= What you are asked to do =
Your task is to repeat the listing exactly.

= Data to process =

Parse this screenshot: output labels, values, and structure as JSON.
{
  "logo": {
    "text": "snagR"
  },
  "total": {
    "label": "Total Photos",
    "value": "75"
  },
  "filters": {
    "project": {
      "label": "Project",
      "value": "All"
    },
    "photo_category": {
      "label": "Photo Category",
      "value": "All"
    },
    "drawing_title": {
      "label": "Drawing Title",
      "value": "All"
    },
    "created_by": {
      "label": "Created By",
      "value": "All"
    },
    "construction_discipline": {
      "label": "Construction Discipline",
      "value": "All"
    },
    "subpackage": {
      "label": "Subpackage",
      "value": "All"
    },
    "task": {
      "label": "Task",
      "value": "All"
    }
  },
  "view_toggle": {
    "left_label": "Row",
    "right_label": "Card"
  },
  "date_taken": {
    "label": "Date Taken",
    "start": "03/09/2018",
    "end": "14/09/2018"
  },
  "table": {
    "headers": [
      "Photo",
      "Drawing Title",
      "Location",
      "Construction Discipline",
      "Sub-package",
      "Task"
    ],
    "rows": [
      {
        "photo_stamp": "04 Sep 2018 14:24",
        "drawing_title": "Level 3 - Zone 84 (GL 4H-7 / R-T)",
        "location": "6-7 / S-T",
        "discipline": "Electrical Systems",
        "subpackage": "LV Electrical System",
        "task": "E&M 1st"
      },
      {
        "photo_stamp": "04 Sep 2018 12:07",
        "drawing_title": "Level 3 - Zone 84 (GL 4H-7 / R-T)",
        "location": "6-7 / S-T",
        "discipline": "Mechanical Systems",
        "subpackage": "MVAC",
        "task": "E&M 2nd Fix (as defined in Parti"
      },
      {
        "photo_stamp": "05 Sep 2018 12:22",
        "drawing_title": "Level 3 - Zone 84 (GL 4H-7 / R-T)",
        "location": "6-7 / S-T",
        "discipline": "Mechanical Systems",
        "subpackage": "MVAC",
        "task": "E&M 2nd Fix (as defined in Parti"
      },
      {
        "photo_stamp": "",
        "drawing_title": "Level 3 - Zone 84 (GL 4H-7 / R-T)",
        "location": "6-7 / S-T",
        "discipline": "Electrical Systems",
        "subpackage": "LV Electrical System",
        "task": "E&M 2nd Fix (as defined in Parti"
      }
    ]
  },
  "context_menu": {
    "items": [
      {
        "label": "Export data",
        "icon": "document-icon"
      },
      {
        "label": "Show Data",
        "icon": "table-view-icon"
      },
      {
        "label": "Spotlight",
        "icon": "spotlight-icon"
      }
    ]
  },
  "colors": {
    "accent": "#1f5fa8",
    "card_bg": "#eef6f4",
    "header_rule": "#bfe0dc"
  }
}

= Result of this task =
Parse this screenshot: output labels, values, and structure as JSON.
{
  "logo": {
    "text": "snagR"
  },
  "total": {
    "label": "Total Photos",
    "value": "75"
  },
  "filters": {
    "project": {
      "label": "Project",
      "value": "All"
    },
    "photo_category": {
      "label": "Photo Category",
      "value": "All"
    },
    "drawing_title": {
      "label": "Drawing Title",
      "value": "All"
    },
    "created_by": {
      "label": "Created By",
      "value": "All"
    },
    "construction_discipline": {
      "label": "Construction Discipline",
      "value": "All"
    },
    "subpackage": {
      "label": "Subpackage",
      "value": "All"
    },
    "task": {
      "label": "Task",
      "value": "All"
    }
  },
  "view_toggle": {
    "left_label": "Row",
    "right_label": "Card"
  },
  "date_taken": {
    "label": "Date Taken",
    "start": "03/09/2018",
    "end": "14/09/2018"
  },
  "table": {
    "headers": [
      "Photo",
      "Drawing Title",
      "Location",
      "Construction Discipline",
      "Sub-package",
      "Task"
    ],
    "rows": [
      {
        "photo_stamp": "04 Sep 2018 14:24",
        "drawing_title": "Level 3 - Zone 84 (GL 4H-7 / R-T)",
        "location": "6-7 / S-T",
        "discipline": "Electrical Systems",
        "subpackage": "LV Electrical System",
        "task": "E&M 1st"
      },
      {
        "photo_stamp": "04 Sep 2018 12:07",
        "drawing_title": "Level 3 - Zone 84 (GL 4H-7 / R-T)",
        "location": "6-7 / S-T",
        "discipline": "Mechanical Systems",
        "subpackage": "MVAC",
        "task": "E&M 2nd Fix (as defined in Parti"
      },
      {
        "photo_stamp": "05 Sep 2018 12:22",
        "drawing_title": "Level 3 - Zone 84 (GL 4H-7 / R-T)",
        "location": "6-7 / S-T",
        "discipline": "Mechanical Systems",
        "subpackage": "MVAC",
        "task": "E&M 2nd Fix (as defined in Parti"
      },
      {
        "photo_stamp": "",
        "drawing_title": "Level 3 - Zone 84 (GL 4H-7 / R-T)",
        "location": "6-7 / S-T",
        "discipline": "Electrical Systems",
        "subpackage": "LV Electrical System",
        "task": "E&M 2nd Fix (as defined in Parti"
      }
    ]
  },
  "context_menu": {
    "items": [
      {
        "label": "Export data",
        "icon": "document-icon"
      },
      {
        "label": "Show Data",
        "icon": "table-view-icon"
      },
      {
        "label": "Spotlight",
        "icon": "spotlight-icon"
      }
    ]
  },
  "colors": {
    "accent": "#1f5fa8",
    "card_bg": "#eef6f4",
    "header_rule": "#bfe0dc"
  }
}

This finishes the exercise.